Dataset records on visual material:
_ _ _ _

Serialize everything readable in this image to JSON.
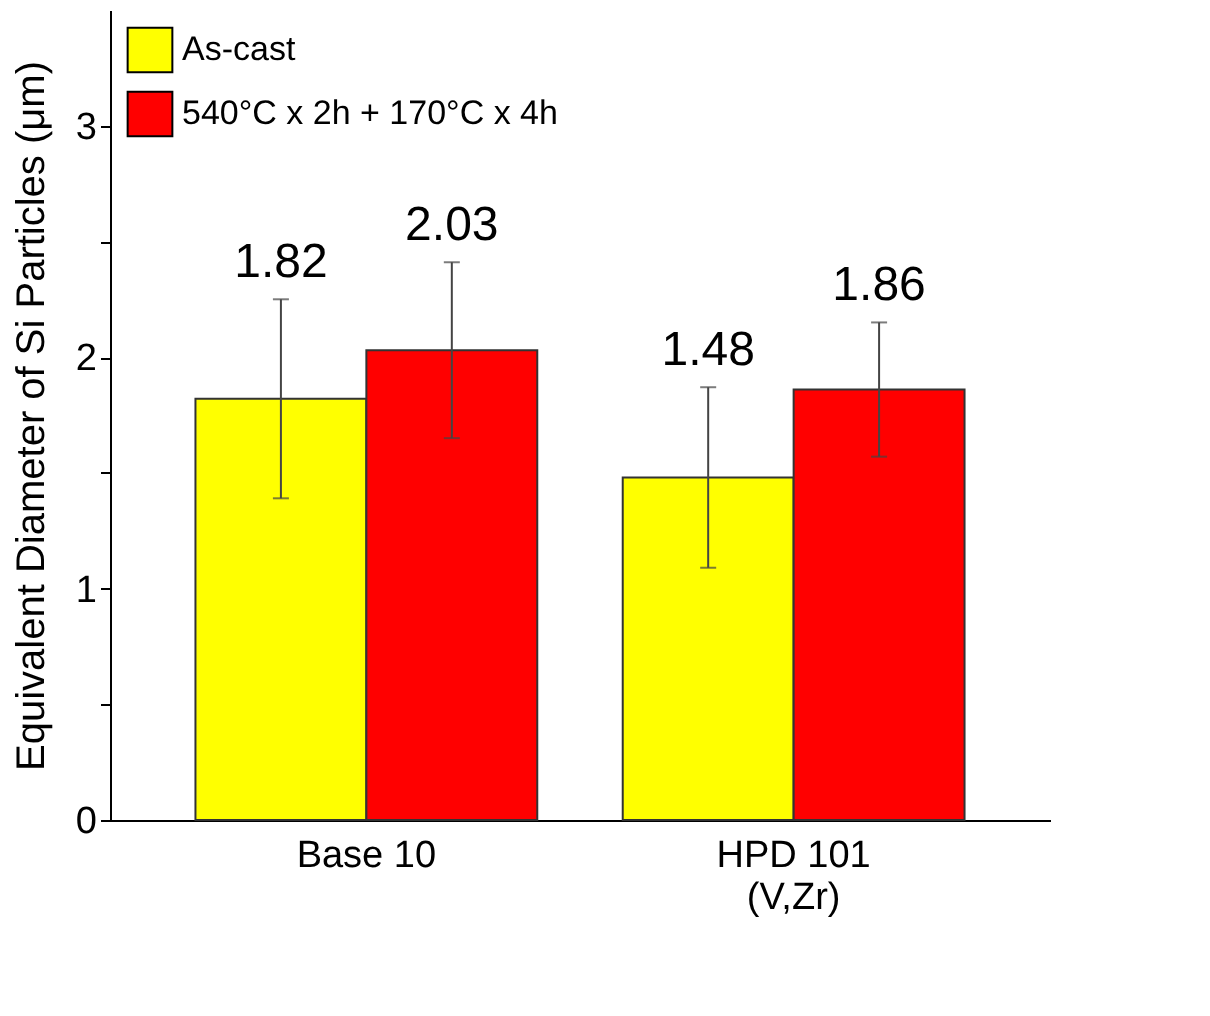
{
  "chart_data": {
    "type": "bar",
    "ylabel": "Equivalent Diameter of Si Particles (μm)",
    "categories": [
      "Base 10",
      "HPD 101\n(V,Zr)"
    ],
    "series": [
      {
        "name": "As-cast",
        "color": "#ffff00",
        "values": [
          1.82,
          1.48
        ],
        "errors": [
          0.43,
          0.39
        ]
      },
      {
        "name": "540°C x 2h + 170°C x 4h",
        "color": "#ff0000",
        "values": [
          2.03,
          1.86
        ],
        "errors": [
          0.38,
          0.29
        ]
      }
    ],
    "ylim": [
      0,
      3.5
    ],
    "yticks": [
      0,
      {
        "value": 0.5,
        "label": null
      },
      1,
      {
        "value": 1.5,
        "label": null
      },
      2,
      {
        "value": 2.5,
        "label": null
      },
      3
    ],
    "data_labels": true,
    "legend": "top left",
    "grid": false
  }
}
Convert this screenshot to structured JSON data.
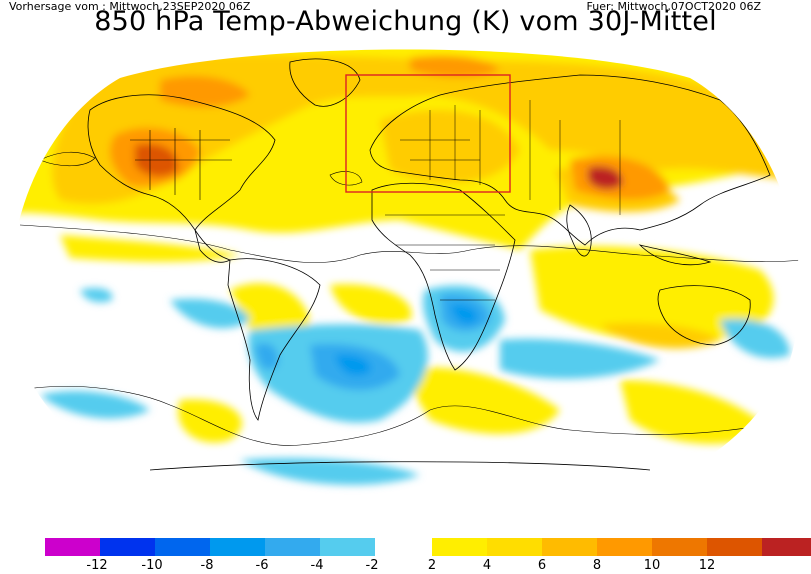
{
  "header": {
    "run_info": "Vorhersage vom : Mittwoch,23SEP2020 06Z",
    "valid_info": "Fuer: Mittwoch,07OCT2020 06Z",
    "title": "850 hPa Temp-Abweichung (K) vom 30J-Mittel"
  },
  "map": {
    "projection": "robinson-like world",
    "highlight_box_color": "#dd2222",
    "highlight_box_region": "Europe",
    "zero_contour_color": "#000000",
    "warm_anomaly_regions": [
      {
        "region": "North America / central USA",
        "value_class": 8
      },
      {
        "region": "North Atlantic / Greenland",
        "value_class": 4
      },
      {
        "region": "Europe",
        "value_class": 4
      },
      {
        "region": "Central Asia / Tibet",
        "value_class": 10
      },
      {
        "region": "Arctic Siberia",
        "value_class": 4
      },
      {
        "region": "Northern Indian Ocean / Africa",
        "value_class": 2
      }
    ],
    "cold_anomaly_regions": [
      {
        "region": "Southern Africa",
        "value_class": -6
      },
      {
        "region": "South Atlantic",
        "value_class": -6
      },
      {
        "region": "South America (Patagonia)",
        "value_class": -4
      },
      {
        "region": "Southern Indian Ocean",
        "value_class": -2
      }
    ]
  },
  "colorbar": {
    "negative_colors": [
      "#cc00cc",
      "#0033ee",
      "#0066ee",
      "#0099ee",
      "#33aaee",
      "#55ccee",
      "#33ddee"
    ],
    "positive_colors": [
      "#ffee00",
      "#ffdd00",
      "#ffbb00",
      "#ff9900",
      "#ee7700",
      "#dd5500",
      "#bb2222"
    ],
    "ticks": [
      "-12",
      "-10",
      "-8",
      "-6",
      "-4",
      "-2",
      "2",
      "4",
      "6",
      "8",
      "10",
      "12"
    ]
  }
}
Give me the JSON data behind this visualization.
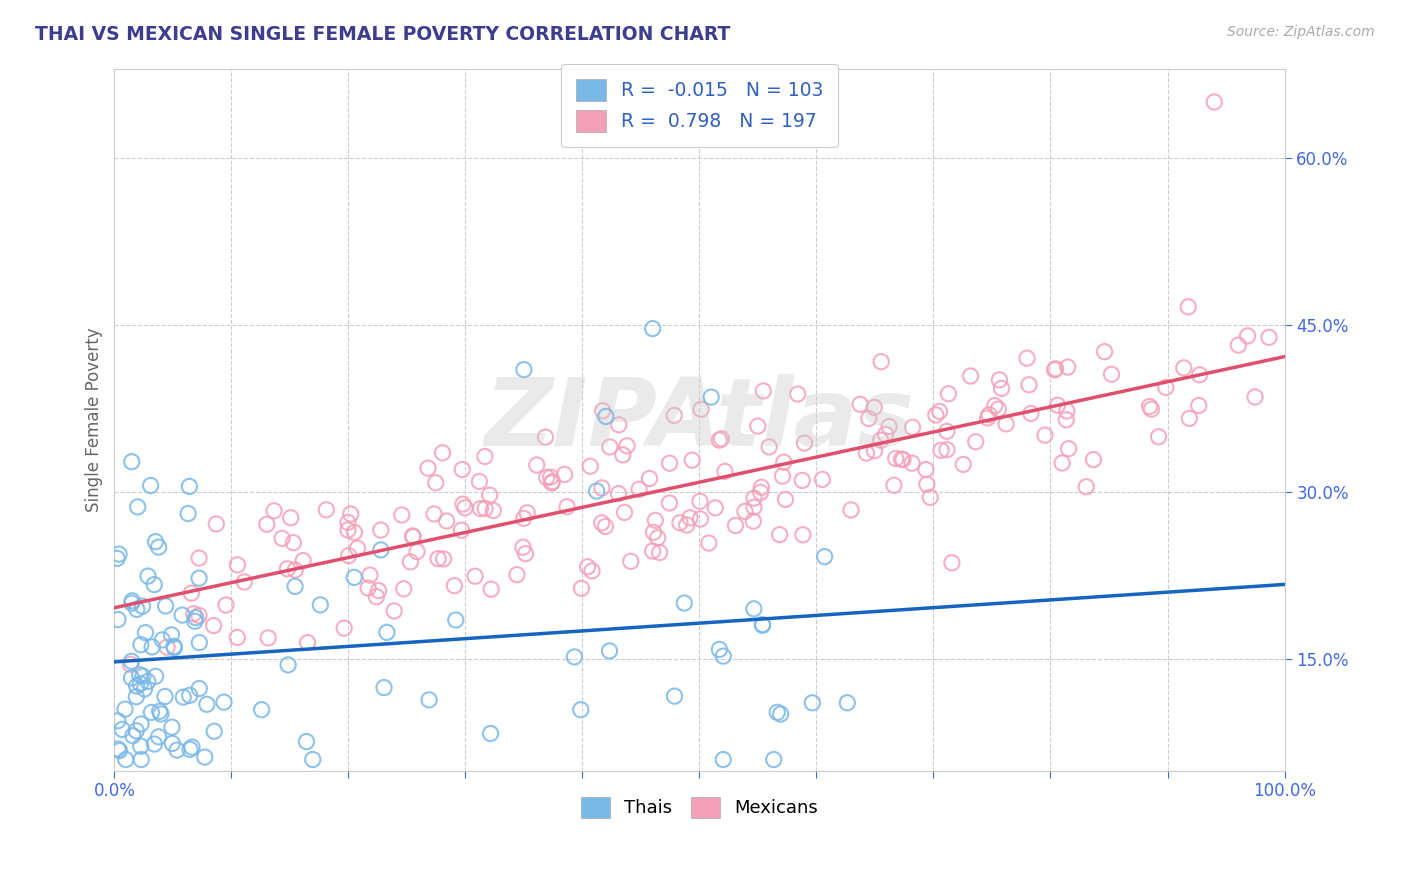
{
  "title": "THAI VS MEXICAN SINGLE FEMALE POVERTY CORRELATION CHART",
  "source": "Source: ZipAtlas.com",
  "ylabel": "Single Female Poverty",
  "legend_thai_R": "-0.015",
  "legend_thai_N": "103",
  "legend_mexican_R": "0.798",
  "legend_mexican_N": "197",
  "thai_color": "#7ab8e8",
  "mexican_color": "#f4a0b8",
  "thai_line_color": "#1565c0",
  "mexican_line_color": "#e0506e",
  "title_color": "#3d3d8f",
  "stat_color": "#3060c0",
  "grid_color": "#cccccc",
  "tick_color": "#4169E1",
  "watermark": "ZIPAtlas",
  "xlim": [
    0.0,
    1.0
  ],
  "ylim": [
    0.05,
    0.68
  ],
  "xticks": [
    0.0,
    0.1,
    0.2,
    0.3,
    0.4,
    0.5,
    0.6,
    0.7,
    0.8,
    0.9,
    1.0
  ],
  "yticks": [
    0.15,
    0.3,
    0.45,
    0.6
  ],
  "bottom_legend": [
    "Thais",
    "Mexicans"
  ]
}
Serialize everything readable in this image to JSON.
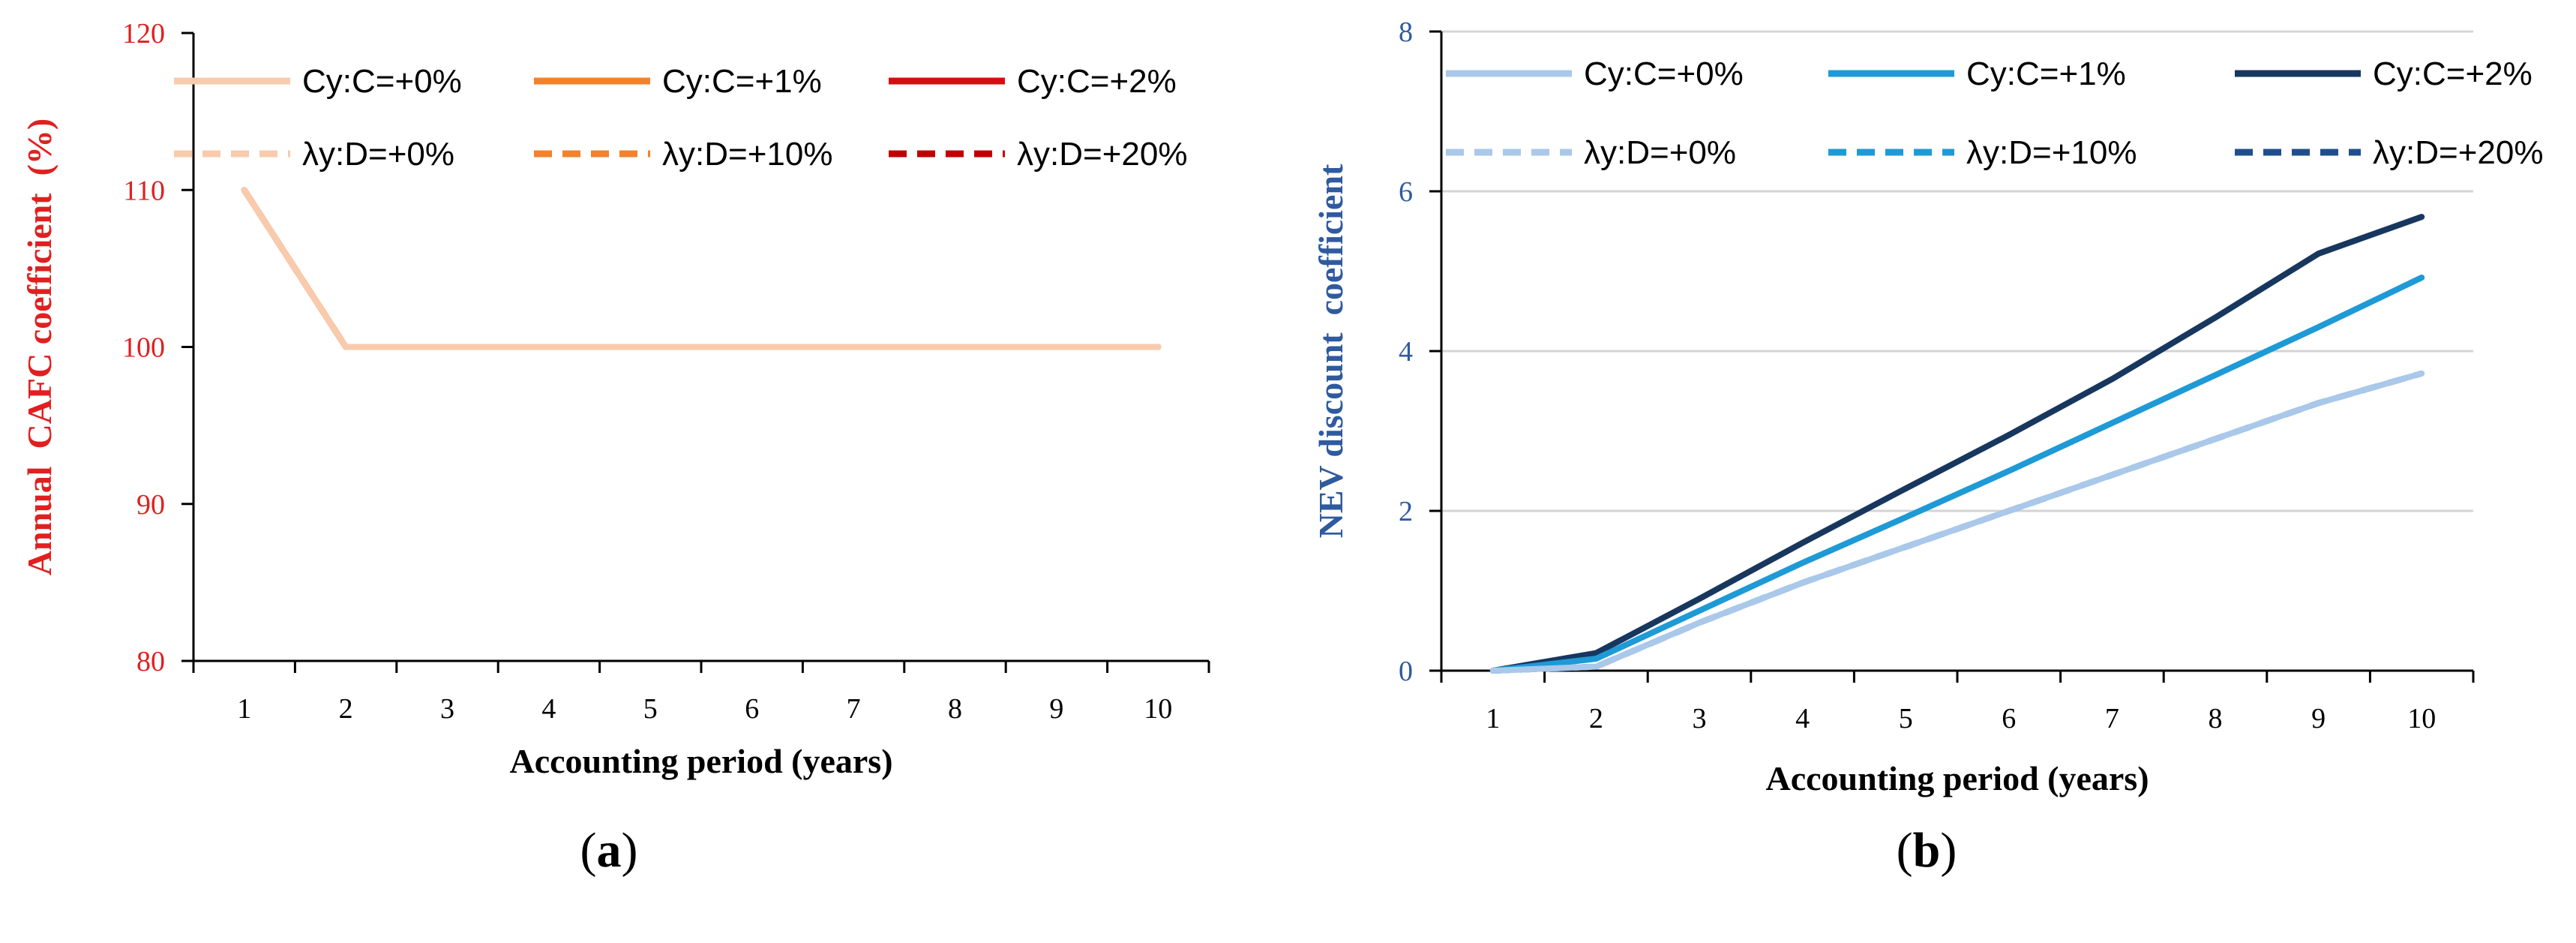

_ _ _ _

• Task to carry out: Repeat the data in full and exactly. Omit pictures.

• The response:
Serialize everything readable in this image to JSON.
{
  "chart_data": {
    "type": "bar",
    "ylabel": "Equivalent Diameter of Si Particles (μm)",
    "categories": [
      "Base 10",
      "HPD 101\n(V,Zr)"
    ],
    "series": [
      {
        "name": "As-cast",
        "color": "#ffff00",
        "values": [
          1.82,
          1.48
        ],
        "errors": [
          0.43,
          0.39
        ]
      },
      {
        "name": "540°C x 2h + 170°C x 4h",
        "color": "#ff0000",
        "values": [
          2.03,
          1.86
        ],
        "errors": [
          0.38,
          0.29
        ]
      }
    ],
    "ylim": [
      0,
      3.5
    ],
    "yticks": [
      0,
      {
        "value": 0.5,
        "label": null
      },
      1,
      {
        "value": 1.5,
        "label": null
      },
      2,
      {
        "value": 2.5,
        "label": null
      },
      3
    ],
    "data_labels": true,
    "legend": "top left",
    "grid": false
  }
}
Convert this screenshot to structured JSON data.
{
  "header": {
    "run_info": "Vorhersage vom : Mittwoch,23SEP2020 06Z",
    "valid_info": "Fuer: Mittwoch,07OCT2020 06Z",
    "title": "850 hPa Temp-Abweichung (K) vom 30J-Mittel"
  },
  "map": {
    "projection": "robinson-like world",
    "highlight_box_color": "#dd2222",
    "highlight_box_region": "Europe",
    "zero_contour_color": "#000000",
    "warm_anomaly_regions": [
      {
        "region": "North America / central USA",
        "value_class": 8
      },
      {
        "region": "North Atlantic / Greenland",
        "value_class": 4
      },
      {
        "region": "Europe",
        "value_class": 4
      },
      {
        "region": "Central Asia / Tibet",
        "value_class": 10
      },
      {
        "region": "Arctic Siberia",
        "value_class": 4
      },
      {
        "region": "Northern Indian Ocean / Africa",
        "value_class": 2
      }
    ],
    "cold_anomaly_regions": [
      {
        "region": "Southern Africa",
        "value_class": -6
      },
      {
        "region": "South Atlantic",
        "value_class": -6
      },
      {
        "region": "South America (Patagonia)",
        "value_class": -4
      },
      {
        "region": "Southern Indian Ocean",
        "value_class": -2
      }
    ]
  },
  "colorbar": {
    "negative_colors": [
      "#cc00cc",
      "#0033ee",
      "#0066ee",
      "#0099ee",
      "#33aaee",
      "#55ccee",
      "#33ddee"
    ],
    "positive_colors": [
      "#ffee00",
      "#ffdd00",
      "#ffbb00",
      "#ff9900",
      "#ee7700",
      "#dd5500",
      "#bb2222"
    ],
    "ticks": [
      "-12",
      "-10",
      "-8",
      "-6",
      "-4",
      "-2",
      "2",
      "4",
      "6",
      "8",
      "10",
      "12"
    ]
  }
}
Give me the JSON data behind this visualization.
{
  "title": "THAI VS MEXICAN SINGLE FEMALE POVERTY CORRELATION CHART",
  "source": "Source: ZipAtlas.com",
  "ylabel": "Single Female Poverty",
  "legend_thai_R": "-0.015",
  "legend_thai_N": "103",
  "legend_mexican_R": "0.798",
  "legend_mexican_N": "197",
  "thai_color": "#7ab8e8",
  "mexican_color": "#f4a0b8",
  "thai_line_color": "#1565c0",
  "mexican_line_color": "#e0506e",
  "title_color": "#3d3d8f",
  "stat_color": "#3060c0",
  "grid_color": "#cccccc",
  "tick_color": "#4169E1",
  "watermark": "ZIPAtlas",
  "xlim": [
    0.0,
    1.0
  ],
  "ylim": [
    0.05,
    0.68
  ],
  "xticks": [
    0.0,
    0.1,
    0.2,
    0.3,
    0.4,
    0.5,
    0.6,
    0.7,
    0.8,
    0.9,
    1.0
  ],
  "yticks": [
    0.15,
    0.3,
    0.45,
    0.6
  ],
  "bottom_legend": [
    "Thais",
    "Mexicans"
  ]
}
Serialize everything readable in this image to JSON.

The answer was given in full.